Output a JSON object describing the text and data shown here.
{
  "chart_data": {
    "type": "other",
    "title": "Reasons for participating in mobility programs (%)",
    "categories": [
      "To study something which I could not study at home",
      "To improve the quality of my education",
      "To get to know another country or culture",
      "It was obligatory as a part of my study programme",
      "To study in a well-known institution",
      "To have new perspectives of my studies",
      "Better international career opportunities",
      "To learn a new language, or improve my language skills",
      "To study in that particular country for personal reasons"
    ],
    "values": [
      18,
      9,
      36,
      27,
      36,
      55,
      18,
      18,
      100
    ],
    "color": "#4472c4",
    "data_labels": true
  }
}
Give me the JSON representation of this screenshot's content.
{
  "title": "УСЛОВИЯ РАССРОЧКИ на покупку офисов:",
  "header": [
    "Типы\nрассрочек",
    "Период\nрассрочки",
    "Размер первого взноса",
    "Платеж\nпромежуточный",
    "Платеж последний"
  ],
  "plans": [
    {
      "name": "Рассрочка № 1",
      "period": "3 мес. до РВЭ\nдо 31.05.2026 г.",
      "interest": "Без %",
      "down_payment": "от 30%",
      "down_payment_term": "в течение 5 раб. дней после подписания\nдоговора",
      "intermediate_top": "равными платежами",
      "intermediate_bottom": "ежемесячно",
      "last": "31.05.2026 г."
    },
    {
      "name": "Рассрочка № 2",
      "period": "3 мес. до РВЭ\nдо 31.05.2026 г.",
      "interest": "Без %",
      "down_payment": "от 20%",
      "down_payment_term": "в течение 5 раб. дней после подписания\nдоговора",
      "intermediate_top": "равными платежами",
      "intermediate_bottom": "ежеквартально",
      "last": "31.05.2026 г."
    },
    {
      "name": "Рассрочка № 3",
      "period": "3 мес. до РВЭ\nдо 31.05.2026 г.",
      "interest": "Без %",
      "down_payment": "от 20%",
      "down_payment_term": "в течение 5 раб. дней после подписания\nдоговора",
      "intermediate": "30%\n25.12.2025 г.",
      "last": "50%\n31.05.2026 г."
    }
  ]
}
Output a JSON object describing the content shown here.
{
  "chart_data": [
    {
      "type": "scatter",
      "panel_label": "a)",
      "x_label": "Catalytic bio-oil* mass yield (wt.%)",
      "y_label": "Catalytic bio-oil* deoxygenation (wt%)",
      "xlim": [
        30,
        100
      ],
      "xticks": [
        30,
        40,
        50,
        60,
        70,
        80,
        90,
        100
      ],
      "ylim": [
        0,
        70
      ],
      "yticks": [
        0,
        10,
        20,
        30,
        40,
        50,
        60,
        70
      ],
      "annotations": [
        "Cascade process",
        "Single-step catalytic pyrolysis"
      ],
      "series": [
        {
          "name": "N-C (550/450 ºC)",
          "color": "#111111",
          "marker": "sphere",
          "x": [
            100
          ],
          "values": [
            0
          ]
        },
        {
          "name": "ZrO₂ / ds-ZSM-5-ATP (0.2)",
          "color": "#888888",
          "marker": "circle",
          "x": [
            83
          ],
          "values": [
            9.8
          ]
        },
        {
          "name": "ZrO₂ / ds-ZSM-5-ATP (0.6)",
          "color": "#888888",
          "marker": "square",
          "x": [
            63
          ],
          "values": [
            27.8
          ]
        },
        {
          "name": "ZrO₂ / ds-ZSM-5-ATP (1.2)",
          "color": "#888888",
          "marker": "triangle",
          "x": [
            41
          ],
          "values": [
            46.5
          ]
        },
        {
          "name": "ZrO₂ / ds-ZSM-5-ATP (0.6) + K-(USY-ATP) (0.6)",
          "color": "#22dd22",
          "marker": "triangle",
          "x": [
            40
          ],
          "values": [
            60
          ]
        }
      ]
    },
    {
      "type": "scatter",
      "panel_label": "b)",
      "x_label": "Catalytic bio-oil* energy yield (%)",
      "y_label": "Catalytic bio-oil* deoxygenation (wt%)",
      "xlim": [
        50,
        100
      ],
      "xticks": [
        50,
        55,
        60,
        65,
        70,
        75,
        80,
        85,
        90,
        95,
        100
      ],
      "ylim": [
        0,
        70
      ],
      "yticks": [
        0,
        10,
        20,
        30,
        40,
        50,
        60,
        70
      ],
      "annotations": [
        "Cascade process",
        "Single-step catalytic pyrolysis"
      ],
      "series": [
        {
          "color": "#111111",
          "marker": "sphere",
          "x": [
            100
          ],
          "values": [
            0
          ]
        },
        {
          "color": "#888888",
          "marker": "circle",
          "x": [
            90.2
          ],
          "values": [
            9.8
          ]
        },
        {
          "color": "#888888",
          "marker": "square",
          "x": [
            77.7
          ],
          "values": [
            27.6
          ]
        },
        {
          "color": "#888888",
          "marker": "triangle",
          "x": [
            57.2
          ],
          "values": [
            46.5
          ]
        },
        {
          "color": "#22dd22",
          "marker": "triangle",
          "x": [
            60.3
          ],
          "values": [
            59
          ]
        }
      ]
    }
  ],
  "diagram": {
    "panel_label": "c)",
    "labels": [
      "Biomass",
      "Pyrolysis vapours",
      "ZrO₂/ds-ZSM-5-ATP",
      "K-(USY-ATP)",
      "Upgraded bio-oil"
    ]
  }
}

****************************************

Reproduce the material above, every line of it, exactly.

Output a JSON object describing the text and data shown here.
{
  "chart_data": {
    "type": "other",
    "title": "Reasons for participating in mobility programs (%)",
    "categories": [
      "To study something which I could not study at home",
      "To improve the quality of my education",
      "To get to know another country or culture",
      "It was obligatory as a part of my study programme",
      "To study in a well-known institution",
      "To have new perspectives of my studies",
      "Better international career opportunities",
      "To learn a new language, or improve my language skills",
      "To study in that particular country for personal reasons"
    ],
    "values": [
      18,
      9,
      36,
      27,
      36,
      55,
      18,
      18,
      100
    ],
    "color": "#4472c4",
    "data_labels": true
  }
}
Give me the JSON representation of this screenshot's content.
{
  "title": "УСЛОВИЯ РАССРОЧКИ на покупку офисов:",
  "header": [
    "Типы\nрассрочек",
    "Период\nрассрочки",
    "Размер первого взноса",
    "Платеж\nпромежуточный",
    "Платеж последний"
  ],
  "plans": [
    {
      "name": "Рассрочка № 1",
      "period": "3 мес. до РВЭ\nдо 31.05.2026 г.",
      "interest": "Без %",
      "down_payment": "от 30%",
      "down_payment_term": "в течение 5 раб. дней после подписания\nдоговора",
      "intermediate_top": "равными платежами",
      "intermediate_bottom": "ежемесячно",
      "last": "31.05.2026 г."
    },
    {
      "name": "Рассрочка № 2",
      "period": "3 мес. до РВЭ\nдо 31.05.2026 г.",
      "interest": "Без %",
      "down_payment": "от 20%",
      "down_payment_term": "в течение 5 раб. дней после подписания\nдоговора",
      "intermediate_top": "равными платежами",
      "intermediate_bottom": "ежеквартально",
      "last": "31.05.2026 г."
    },
    {
      "name": "Рассрочка № 3",
      "period": "3 мес. до РВЭ\nдо 31.05.2026 г.",
      "interest": "Без %",
      "down_payment": "от 20%",
      "down_payment_term": "в течение 5 раб. дней после подписания\nдоговора",
      "intermediate": "30%\n25.12.2025 г.",
      "last": "50%\n31.05.2026 г."
    }
  ]
}
Output a JSON object describing the content shown here.
{
  "chart_data": [
    {
      "type": "scatter",
      "panel_label": "a)",
      "x_label": "Catalytic bio-oil* mass yield (wt.%)",
      "y_label": "Catalytic bio-oil* deoxygenation (wt%)",
      "xlim": [
        30,
        100
      ],
      "xticks": [
        30,
        40,
        50,
        60,
        70,
        80,
        90,
        100
      ],
      "ylim": [
        0,
        70
      ],
      "yticks": [
        0,
        10,
        20,
        30,
        40,
        50,
        60,
        70
      ],
      "annotations": [
        "Cascade process",
        "Single-step catalytic pyrolysis"
      ],
      "series": [
        {
          "name": "N-C (550/450 ºC)",
          "color": "#111111",
          "marker": "sphere",
          "x": [
            100
          ],
          "values": [
            0
          ]
        },
        {
          "name": "ZrO₂ / ds-ZSM-5-ATP (0.2)",
          "color": "#888888",
          "marker": "circle",
          "x": [
            83
          ],
          "values": [
            9.8
          ]
        },
        {
          "name": "ZrO₂ / ds-ZSM-5-ATP (0.6)",
          "color": "#888888",
          "marker": "square",
          "x": [
            63
          ],
          "values": [
            27.8
          ]
        },
        {
          "name": "ZrO₂ / ds-ZSM-5-ATP (1.2)",
          "color": "#888888",
          "marker": "triangle",
          "x": [
            41
          ],
          "values": [
            46.5
          ]
        },
        {
          "name": "ZrO₂ / ds-ZSM-5-ATP (0.6) + K-(USY-ATP) (0.6)",
          "color": "#22dd22",
          "marker": "triangle",
          "x": [
            40
          ],
          "values": [
            60
          ]
        }
      ]
    },
    {
      "type": "scatter",
      "panel_label": "b)",
      "x_label": "Catalytic bio-oil* energy yield (%)",
      "y_label": "Catalytic bio-oil* deoxygenation (wt%)",
      "xlim": [
        50,
        100
      ],
      "xticks": [
        50,
        55,
        60,
        65,
        70,
        75,
        80,
        85,
        90,
        95,
        100
      ],
      "ylim": [
        0,
        70
      ],
      "yticks": [
        0,
        10,
        20,
        30,
        40,
        50,
        60,
        70
      ],
      "annotations": [
        "Cascade process",
        "Single-step catalytic pyrolysis"
      ],
      "series": [
        {
          "color": "#111111",
          "marker": "sphere",
          "x": [
            100
          ],
          "values": [
            0
          ]
        },
        {
          "color": "#888888",
          "marker": "circle",
          "x": [
            90.2
          ],
          "values": [
            9.8
          ]
        },
        {
          "color": "#888888",
          "marker": "square",
          "x": [
            77.7
          ],
          "values": [
            27.6
          ]
        },
        {
          "color": "#888888",
          "marker": "triangle",
          "x": [
            57.2
          ],
          "values": [
            46.5
          ]
        },
        {
          "color": "#22dd22",
          "marker": "triangle",
          "x": [
            60.3
          ],
          "values": [
            59
          ]
        }
      ]
    }
  ],
  "diagram": {
    "panel_label": "c)",
    "labels": [
      "Biomass",
      "Pyrolysis vapours",
      "ZrO₂/ds-ZSM-5-ATP",
      "K-(USY-ATP)",
      "Upgraded bio-oil"
    ]
  }
}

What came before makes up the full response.